> [AIM] Reproduce the records verbatim, starting at the first line and ending at the line that contains "List all visible", including both. Omit the pictures from your answer.

━━━━━ DATASET ━━━━━

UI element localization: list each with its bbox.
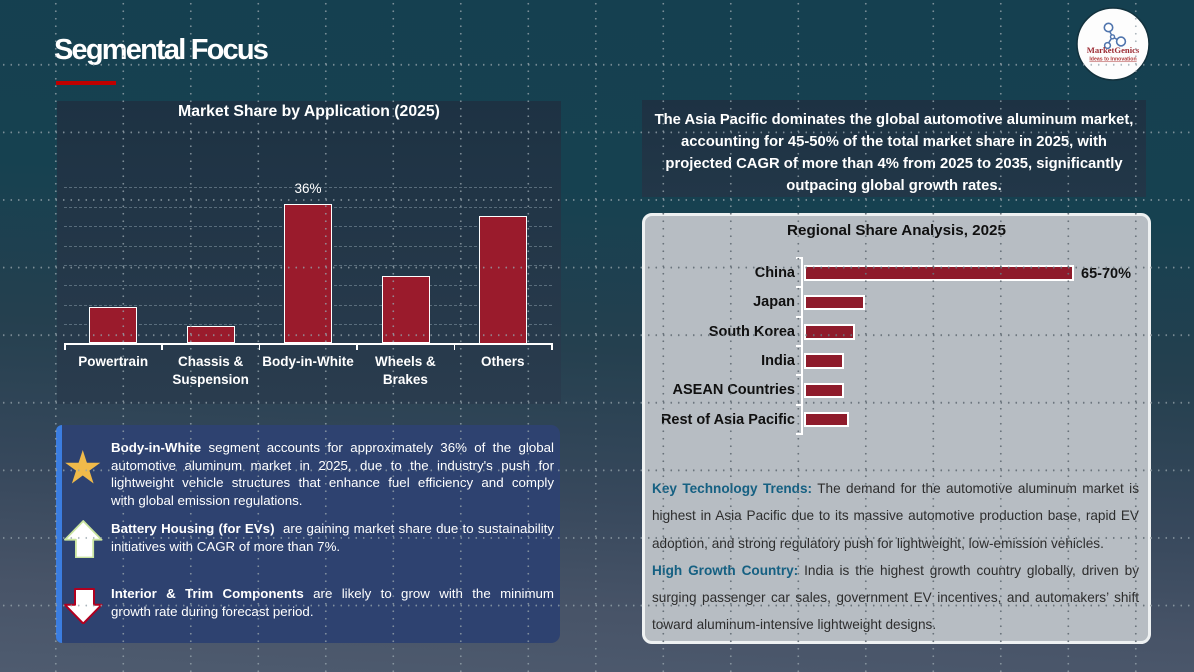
svg-text:MarketGenics: MarketGenics (1087, 45, 1140, 55)
svg-text:Ideas to Innovation: Ideas to Innovation (1089, 57, 1136, 63)
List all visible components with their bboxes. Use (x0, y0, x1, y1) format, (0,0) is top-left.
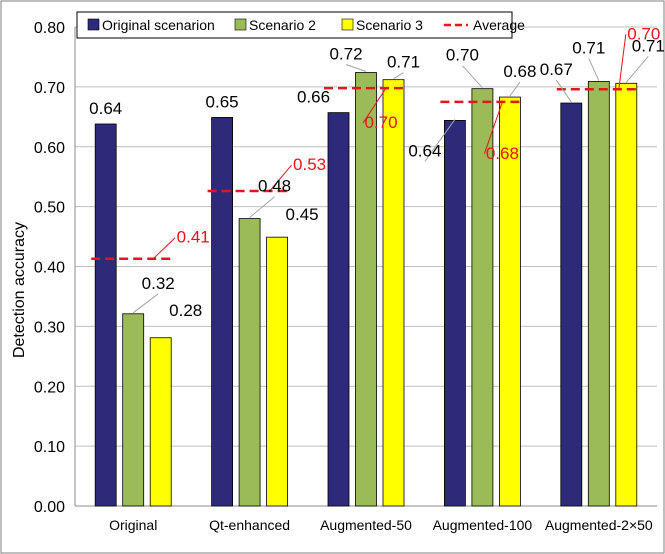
data-label: 0.67 (540, 60, 573, 79)
x-tick-label: Qt-enhanced (209, 517, 290, 533)
average-leader (618, 34, 627, 90)
legend-box (76, 11, 513, 39)
data-label: 0.48 (258, 177, 291, 196)
data-label: 0.28 (169, 301, 202, 320)
bar (498, 96, 521, 507)
legend-label: Original scenarion (102, 17, 215, 33)
y-tick-label: 0.80 (34, 20, 65, 37)
bar (211, 117, 234, 507)
average-label: 0.68 (486, 144, 519, 163)
label-leader (249, 196, 275, 218)
bar (471, 88, 494, 507)
average-leader (362, 87, 387, 124)
label-leader (509, 81, 521, 97)
legend-label: Scenario 2 (249, 17, 316, 33)
data-label: 0.68 (503, 62, 536, 81)
bar (443, 120, 466, 507)
average-label: 0.53 (293, 155, 326, 174)
label-leader (625, 55, 649, 83)
y-tick-label: 0.40 (34, 260, 65, 277)
data-label: 0.64 (89, 99, 122, 118)
bar (266, 236, 289, 507)
average-label: 0.41 (177, 228, 210, 247)
label-leader (588, 58, 600, 81)
label-leader (345, 64, 367, 72)
x-tick-label: Augmented-100 (433, 517, 533, 533)
label-leader (462, 65, 483, 89)
label-leader (132, 293, 159, 314)
legend-swatch (341, 18, 354, 31)
average-leader (269, 164, 292, 192)
data-label: 0.45 (286, 205, 319, 224)
average-label: 0.70 (364, 113, 397, 132)
y-tick-label: 0.70 (34, 80, 65, 97)
bar (122, 313, 145, 507)
average-label: 0.70 (627, 24, 660, 43)
legend-swatch (87, 18, 100, 31)
data-label: 0.32 (142, 274, 175, 293)
data-label: 0.70 (446, 46, 479, 65)
data-label: 0.64 (408, 141, 441, 160)
bar (560, 102, 583, 507)
y-tick-label: 0.60 (34, 140, 65, 157)
y-tick-label: 0.20 (34, 379, 65, 396)
legend-label: Average (473, 17, 525, 33)
bar (149, 337, 172, 507)
data-label: 0.71 (387, 53, 420, 72)
average-leader (152, 237, 176, 260)
bar (615, 82, 638, 507)
label-leader (393, 72, 404, 80)
x-tick-label: Augmented-50 (320, 517, 412, 533)
legend-label: Scenario 3 (356, 17, 423, 33)
bar (587, 81, 610, 507)
y-tick-label: 0.30 (34, 319, 65, 336)
x-axis-ticks: Original Qt-enhanced Augmented-50 Augmented… (109, 517, 653, 533)
y-axis-label: Detection accuracy (11, 222, 28, 358)
x-tick-label: Augmented-2×50 (545, 517, 653, 533)
data-label: 0.65 (206, 92, 239, 111)
x-tick-label: Original (109, 517, 157, 533)
label-leader (555, 79, 572, 103)
data-label: 0.71 (632, 36, 665, 55)
data-label: 0.66 (297, 88, 330, 107)
data-labels: 0.64 0.32 0.28 0.65 0.48 0.45 0.66 0.72 0.71 0.64… (89, 36, 665, 319)
legend: Original scenarion Scenario 2 Scenario 3 Av… (76, 11, 525, 39)
bar (382, 79, 405, 507)
y-tick-label: 0.00 (34, 499, 65, 516)
bar (355, 72, 377, 507)
bar (238, 218, 261, 507)
label-leader (424, 119, 456, 162)
y-tick-label: 0.10 (34, 439, 65, 456)
bars (94, 72, 638, 507)
average-markers: 0.41 0.53 0.70 0.68 0.70 (91, 24, 660, 260)
y-axis-ticks: 0.00 0.10 0.20 0.30 0.40 0.50 0.60 0.70 0.80 (34, 20, 65, 516)
data-label: 0.72 (329, 45, 362, 64)
average-leader (483, 101, 503, 155)
bar (94, 123, 117, 507)
bar (327, 112, 350, 507)
y-tick-label: 0.50 (34, 200, 65, 217)
data-label: 0.71 (572, 38, 605, 57)
legend-swatch (234, 18, 247, 31)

━━━━━

> [EXERCISE RESULT]
UI element localization: list each with its bbox.
svg-text:MarketGenics: MarketGenics (1087, 45, 1140, 55)
svg-text:Ideas to Innovation: Ideas to Innovation (1089, 57, 1136, 63)
List all visible components with their bboxes. Use (x0, y0, x1, y1) format, (0,0) is top-left.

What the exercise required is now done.